> What the exercise asks
Report the number of lines in the data below that hold "category", without any other words.

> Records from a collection
● ● ● ● ●

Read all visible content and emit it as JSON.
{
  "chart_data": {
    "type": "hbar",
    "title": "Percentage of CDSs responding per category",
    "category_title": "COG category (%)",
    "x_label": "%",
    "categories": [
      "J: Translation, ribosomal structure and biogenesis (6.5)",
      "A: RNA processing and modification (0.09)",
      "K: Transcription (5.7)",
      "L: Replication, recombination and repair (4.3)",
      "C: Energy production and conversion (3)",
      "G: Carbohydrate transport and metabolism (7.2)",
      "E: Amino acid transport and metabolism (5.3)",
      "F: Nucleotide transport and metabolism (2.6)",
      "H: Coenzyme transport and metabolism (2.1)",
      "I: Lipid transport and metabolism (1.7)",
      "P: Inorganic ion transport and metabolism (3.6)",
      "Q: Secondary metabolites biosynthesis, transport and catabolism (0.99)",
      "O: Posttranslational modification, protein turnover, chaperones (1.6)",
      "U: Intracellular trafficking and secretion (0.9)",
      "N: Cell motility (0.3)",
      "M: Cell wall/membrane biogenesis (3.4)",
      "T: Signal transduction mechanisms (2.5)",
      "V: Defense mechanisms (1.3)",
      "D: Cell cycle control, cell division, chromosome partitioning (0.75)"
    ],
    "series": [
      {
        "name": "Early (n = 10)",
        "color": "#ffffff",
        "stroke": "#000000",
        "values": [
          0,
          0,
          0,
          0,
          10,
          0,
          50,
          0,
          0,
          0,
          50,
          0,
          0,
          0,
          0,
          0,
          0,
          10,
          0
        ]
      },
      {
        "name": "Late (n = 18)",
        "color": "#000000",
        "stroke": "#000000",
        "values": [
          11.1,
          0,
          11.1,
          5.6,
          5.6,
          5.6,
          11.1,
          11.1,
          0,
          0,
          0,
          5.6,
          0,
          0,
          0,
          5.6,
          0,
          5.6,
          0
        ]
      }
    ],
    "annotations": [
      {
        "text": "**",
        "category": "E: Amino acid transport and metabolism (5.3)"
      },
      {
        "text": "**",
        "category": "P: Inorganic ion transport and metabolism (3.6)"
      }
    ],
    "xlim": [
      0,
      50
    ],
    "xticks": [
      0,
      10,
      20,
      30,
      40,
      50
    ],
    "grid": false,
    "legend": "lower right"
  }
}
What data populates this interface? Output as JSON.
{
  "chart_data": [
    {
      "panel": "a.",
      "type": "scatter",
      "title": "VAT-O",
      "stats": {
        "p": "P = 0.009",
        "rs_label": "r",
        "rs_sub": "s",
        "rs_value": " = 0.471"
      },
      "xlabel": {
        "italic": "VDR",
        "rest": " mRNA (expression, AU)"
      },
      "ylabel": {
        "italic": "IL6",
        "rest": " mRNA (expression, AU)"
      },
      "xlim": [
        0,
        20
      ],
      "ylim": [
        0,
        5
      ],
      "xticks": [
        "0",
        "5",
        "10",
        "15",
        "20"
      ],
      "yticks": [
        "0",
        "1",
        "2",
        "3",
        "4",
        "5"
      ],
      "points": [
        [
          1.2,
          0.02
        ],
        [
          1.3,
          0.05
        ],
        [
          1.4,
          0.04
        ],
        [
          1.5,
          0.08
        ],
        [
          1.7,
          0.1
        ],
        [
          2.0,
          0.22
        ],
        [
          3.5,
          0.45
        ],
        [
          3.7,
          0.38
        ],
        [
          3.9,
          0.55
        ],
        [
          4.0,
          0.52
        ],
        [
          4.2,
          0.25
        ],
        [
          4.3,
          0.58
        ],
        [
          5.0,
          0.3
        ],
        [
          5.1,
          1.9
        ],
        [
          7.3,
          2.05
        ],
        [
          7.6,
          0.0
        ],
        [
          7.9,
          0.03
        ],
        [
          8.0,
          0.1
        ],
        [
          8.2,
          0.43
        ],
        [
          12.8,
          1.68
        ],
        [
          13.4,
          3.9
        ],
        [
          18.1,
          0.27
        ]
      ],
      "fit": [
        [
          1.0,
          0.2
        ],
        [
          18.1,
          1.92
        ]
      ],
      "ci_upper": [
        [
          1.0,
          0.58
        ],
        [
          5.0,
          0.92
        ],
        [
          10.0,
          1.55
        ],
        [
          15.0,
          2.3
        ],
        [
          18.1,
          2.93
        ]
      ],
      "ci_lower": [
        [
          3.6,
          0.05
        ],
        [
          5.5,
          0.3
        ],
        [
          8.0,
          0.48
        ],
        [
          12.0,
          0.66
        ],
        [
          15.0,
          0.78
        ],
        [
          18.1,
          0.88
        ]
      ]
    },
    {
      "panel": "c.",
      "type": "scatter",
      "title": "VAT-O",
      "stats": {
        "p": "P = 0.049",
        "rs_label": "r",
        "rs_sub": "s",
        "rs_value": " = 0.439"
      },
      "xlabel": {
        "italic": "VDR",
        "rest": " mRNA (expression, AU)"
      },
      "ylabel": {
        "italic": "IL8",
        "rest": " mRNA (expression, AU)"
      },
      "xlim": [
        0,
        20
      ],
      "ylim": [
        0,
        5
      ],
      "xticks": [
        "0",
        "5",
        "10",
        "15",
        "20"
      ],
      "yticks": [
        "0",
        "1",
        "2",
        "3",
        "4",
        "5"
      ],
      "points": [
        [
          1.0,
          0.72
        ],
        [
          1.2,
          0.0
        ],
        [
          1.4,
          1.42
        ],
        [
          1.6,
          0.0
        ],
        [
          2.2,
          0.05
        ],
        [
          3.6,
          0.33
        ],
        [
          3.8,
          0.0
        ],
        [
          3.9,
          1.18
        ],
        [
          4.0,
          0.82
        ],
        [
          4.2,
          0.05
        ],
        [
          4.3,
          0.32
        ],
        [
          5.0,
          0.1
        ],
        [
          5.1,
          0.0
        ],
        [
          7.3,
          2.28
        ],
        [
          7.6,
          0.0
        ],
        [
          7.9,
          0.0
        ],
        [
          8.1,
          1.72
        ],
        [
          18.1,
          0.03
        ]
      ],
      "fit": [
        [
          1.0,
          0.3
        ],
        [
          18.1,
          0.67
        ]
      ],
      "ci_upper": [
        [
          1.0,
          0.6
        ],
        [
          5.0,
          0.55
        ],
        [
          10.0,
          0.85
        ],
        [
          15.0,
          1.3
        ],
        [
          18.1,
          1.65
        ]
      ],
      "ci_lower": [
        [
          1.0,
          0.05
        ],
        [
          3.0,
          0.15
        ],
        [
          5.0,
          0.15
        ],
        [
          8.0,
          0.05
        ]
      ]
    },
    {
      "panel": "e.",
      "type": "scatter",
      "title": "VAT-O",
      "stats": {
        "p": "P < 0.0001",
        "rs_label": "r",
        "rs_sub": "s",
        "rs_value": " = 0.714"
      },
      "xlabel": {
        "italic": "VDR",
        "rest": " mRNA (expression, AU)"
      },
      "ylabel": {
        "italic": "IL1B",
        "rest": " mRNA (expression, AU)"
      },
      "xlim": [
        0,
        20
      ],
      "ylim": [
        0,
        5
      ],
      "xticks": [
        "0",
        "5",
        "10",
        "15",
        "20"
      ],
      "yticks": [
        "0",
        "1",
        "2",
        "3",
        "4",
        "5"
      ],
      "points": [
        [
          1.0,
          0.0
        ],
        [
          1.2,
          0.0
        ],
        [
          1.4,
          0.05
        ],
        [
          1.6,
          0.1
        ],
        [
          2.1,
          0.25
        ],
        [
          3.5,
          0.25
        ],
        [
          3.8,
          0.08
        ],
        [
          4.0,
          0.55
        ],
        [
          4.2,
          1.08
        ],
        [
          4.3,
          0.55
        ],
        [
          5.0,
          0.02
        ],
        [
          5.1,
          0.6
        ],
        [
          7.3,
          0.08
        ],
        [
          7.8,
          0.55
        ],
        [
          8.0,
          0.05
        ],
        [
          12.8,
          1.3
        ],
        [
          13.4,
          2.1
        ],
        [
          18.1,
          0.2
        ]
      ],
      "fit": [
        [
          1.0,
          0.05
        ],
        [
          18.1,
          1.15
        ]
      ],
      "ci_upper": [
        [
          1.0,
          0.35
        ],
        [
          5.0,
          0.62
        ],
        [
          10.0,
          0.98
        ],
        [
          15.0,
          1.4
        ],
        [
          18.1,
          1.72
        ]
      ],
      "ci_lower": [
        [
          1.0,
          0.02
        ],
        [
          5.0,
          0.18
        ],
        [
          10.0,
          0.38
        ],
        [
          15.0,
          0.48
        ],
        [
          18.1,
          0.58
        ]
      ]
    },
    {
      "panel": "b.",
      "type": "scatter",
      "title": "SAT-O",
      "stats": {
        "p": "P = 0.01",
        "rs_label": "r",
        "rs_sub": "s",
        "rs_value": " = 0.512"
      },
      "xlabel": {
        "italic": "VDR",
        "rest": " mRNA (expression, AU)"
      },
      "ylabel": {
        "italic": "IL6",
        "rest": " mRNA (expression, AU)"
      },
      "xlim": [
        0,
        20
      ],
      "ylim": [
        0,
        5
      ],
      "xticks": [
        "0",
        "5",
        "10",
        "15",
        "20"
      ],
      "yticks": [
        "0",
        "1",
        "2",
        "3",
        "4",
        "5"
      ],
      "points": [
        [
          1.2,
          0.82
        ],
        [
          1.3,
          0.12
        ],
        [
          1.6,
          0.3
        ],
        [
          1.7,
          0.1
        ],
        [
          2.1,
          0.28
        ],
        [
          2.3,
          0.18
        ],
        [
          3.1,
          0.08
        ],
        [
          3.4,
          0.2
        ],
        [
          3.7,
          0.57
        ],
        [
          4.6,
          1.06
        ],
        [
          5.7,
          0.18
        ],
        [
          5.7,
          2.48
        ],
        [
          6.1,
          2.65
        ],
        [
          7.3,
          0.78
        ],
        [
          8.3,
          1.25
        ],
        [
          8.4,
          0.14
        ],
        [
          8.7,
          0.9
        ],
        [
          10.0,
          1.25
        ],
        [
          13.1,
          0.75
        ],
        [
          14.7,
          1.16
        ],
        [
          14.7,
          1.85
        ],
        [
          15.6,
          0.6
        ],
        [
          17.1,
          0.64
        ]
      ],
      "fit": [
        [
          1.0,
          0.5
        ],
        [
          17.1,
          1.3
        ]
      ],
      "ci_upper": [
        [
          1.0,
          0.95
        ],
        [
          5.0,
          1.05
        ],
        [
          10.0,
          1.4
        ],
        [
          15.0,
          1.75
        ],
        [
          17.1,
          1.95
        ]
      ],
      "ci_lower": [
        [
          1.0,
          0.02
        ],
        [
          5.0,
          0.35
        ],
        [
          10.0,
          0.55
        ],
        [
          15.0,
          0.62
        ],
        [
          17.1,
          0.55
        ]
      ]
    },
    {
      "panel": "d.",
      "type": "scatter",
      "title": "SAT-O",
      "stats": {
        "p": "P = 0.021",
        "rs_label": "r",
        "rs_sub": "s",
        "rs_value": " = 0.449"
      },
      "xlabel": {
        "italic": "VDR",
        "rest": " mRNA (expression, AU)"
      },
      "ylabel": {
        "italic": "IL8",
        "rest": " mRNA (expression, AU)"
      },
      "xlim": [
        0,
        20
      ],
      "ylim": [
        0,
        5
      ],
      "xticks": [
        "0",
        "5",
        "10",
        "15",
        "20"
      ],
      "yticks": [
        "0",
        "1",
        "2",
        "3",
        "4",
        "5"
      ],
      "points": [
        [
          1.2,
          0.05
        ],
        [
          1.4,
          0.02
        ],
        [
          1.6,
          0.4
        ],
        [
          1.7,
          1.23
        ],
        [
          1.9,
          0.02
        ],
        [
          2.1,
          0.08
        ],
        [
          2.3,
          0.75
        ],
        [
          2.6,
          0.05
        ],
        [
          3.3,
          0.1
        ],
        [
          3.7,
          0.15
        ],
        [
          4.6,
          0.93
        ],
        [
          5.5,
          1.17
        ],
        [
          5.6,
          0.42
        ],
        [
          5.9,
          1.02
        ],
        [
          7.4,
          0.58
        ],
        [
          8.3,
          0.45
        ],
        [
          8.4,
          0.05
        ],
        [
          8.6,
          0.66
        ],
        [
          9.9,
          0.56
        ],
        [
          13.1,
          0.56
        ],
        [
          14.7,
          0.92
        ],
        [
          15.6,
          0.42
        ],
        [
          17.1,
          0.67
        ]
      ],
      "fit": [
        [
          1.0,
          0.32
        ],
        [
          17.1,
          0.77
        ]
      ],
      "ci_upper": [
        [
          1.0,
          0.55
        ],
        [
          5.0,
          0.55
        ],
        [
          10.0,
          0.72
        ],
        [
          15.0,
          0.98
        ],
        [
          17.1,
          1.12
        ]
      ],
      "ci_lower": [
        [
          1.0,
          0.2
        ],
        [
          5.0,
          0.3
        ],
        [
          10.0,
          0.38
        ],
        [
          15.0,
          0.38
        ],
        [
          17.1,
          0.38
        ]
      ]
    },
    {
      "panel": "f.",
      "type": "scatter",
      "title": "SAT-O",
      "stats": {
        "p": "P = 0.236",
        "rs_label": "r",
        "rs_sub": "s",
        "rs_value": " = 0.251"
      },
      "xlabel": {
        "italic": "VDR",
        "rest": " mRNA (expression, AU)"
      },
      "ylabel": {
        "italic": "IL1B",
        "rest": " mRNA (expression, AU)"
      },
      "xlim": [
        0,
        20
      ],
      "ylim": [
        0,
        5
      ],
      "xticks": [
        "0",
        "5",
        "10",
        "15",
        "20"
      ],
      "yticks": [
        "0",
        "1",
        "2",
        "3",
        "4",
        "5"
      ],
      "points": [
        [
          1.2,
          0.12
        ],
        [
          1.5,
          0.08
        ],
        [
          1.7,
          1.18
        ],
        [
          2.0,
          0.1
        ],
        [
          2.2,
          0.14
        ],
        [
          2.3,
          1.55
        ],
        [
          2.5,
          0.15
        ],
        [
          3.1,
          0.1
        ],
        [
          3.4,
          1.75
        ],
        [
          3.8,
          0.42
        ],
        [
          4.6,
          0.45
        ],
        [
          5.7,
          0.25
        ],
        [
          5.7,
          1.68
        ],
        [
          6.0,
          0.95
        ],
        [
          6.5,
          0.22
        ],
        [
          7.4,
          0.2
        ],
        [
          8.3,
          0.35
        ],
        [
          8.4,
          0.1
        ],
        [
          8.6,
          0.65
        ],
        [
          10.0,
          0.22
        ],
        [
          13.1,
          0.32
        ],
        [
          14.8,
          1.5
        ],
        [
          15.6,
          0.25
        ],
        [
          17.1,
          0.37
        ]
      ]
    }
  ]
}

● ● ● ● ●

> Response area
4